Records from a data source
▬▬▬
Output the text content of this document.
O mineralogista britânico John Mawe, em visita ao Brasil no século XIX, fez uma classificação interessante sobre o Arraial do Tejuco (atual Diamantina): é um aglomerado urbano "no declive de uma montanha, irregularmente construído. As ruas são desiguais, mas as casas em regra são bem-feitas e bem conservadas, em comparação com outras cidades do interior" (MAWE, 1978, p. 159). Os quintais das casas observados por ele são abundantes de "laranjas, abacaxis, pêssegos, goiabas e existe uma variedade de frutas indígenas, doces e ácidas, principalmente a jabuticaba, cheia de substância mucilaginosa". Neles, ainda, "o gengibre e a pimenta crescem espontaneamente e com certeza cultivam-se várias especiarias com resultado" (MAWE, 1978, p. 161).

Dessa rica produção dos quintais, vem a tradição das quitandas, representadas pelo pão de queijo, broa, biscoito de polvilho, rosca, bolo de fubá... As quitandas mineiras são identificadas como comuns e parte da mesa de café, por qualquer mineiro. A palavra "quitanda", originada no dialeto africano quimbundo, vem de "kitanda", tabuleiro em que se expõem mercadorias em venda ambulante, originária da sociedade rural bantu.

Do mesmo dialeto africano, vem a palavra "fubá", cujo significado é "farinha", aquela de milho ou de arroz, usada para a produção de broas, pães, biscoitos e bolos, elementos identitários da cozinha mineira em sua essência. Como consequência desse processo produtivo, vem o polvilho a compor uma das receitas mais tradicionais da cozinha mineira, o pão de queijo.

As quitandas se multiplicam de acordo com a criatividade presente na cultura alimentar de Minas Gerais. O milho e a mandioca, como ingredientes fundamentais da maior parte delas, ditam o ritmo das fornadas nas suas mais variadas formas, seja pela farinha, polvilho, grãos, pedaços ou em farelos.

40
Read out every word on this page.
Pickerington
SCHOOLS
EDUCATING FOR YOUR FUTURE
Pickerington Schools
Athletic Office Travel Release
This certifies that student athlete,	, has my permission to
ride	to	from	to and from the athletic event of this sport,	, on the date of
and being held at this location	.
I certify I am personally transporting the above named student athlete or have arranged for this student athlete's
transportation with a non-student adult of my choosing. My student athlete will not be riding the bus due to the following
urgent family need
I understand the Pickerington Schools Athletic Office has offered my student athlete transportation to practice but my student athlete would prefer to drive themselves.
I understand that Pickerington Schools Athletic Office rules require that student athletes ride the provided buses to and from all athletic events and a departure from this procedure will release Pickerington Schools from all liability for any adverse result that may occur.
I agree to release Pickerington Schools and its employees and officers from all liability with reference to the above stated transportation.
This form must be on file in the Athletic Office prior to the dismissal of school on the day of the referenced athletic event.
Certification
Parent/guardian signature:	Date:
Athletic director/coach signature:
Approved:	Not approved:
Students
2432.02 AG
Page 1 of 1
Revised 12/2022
▬▬▬
> [EXERCISE PROMPT]: Extract each line from the listing above, please, and repeat it exactly.

> [SOLUTION TO THIS PROBLEM]:
Output the text content of this document.
O mineralogista britânico John Mawe, em visita ao Brasil no século XIX, fez uma classificação interessante sobre o Arraial do Tejuco (atual Diamantina): é um aglomerado urbano "no declive de uma montanha, irregularmente construído. As ruas são desiguais, mas as casas em regra são bem-feitas e bem conservadas, em comparação com outras cidades do interior" (MAWE, 1978, p. 159). Os quintais das casas observados por ele são abundantes de "laranjas, abacaxis, pêssegos, goiabas e existe uma variedade de frutas indígenas, doces e ácidas, principalmente a jabuticaba, cheia de substância mucilaginosa". Neles, ainda, "o gengibre e a pimenta crescem espontaneamente e com certeza cultivam-se várias especiarias com resultado" (MAWE, 1978, p. 161).

Dessa rica produção dos quintais, vem a tradição das quitandas, representadas pelo pão de queijo, broa, biscoito de polvilho, rosca, bolo de fubá... As quitandas mineiras são identificadas como comuns e parte da mesa de café, por qualquer mineiro. A palavra "quitanda", originada no dialeto africano quimbundo, vem de "kitanda", tabuleiro em que se expõem mercadorias em venda ambulante, originária da sociedade rural bantu.

Do mesmo dialeto africano, vem a palavra "fubá", cujo significado é "farinha", aquela de milho ou de arroz, usada para a produção de broas, pães, biscoitos e bolos, elementos identitários da cozinha mineira em sua essência. Como consequência desse processo produtivo, vem o polvilho a compor uma das receitas mais tradicionais da cozinha mineira, o pão de queijo.

As quitandas se multiplicam de acordo com a criatividade presente na cultura alimentar de Minas Gerais. O milho e a mandioca, como ingredientes fundamentais da maior parte delas, ditam o ritmo das fornadas nas suas mais variadas formas, seja pela farinha, polvilho, grãos, pedaços ou em farelos.

40
Read out every word on this page.
Pickerington
SCHOOLS
EDUCATING FOR YOUR FUTURE
Pickerington Schools
Athletic Office Travel Release
This certifies that student athlete,	, has my permission to
ride	to	from	to and from the athletic event of this sport,	, on the date of
and being held at this location	.
I certify I am personally transporting the above named student athlete or have arranged for this student athlete's
transportation with a non-student adult of my choosing. My student athlete will not be riding the bus due to the following
urgent family need
I understand the Pickerington Schools Athletic Office has offered my student athlete transportation to practice but my student athlete would prefer to drive themselves.
I understand that Pickerington Schools Athletic Office rules require that student athletes ride the provided buses to and from all athletic events and a departure from this procedure will release Pickerington Schools from all liability for any adverse result that may occur.
I agree to release Pickerington Schools and its employees and officers from all liability with reference to the above stated transportation.
This form must be on file in the Athletic Office prior to the dismissal of school on the day of the referenced athletic event.
Certification
Parent/guardian signature:	Date:
Athletic director/coach signature:
Approved:	Not approved:
Students
2432.02 AG
Page 1 of 1
Revised 12/2022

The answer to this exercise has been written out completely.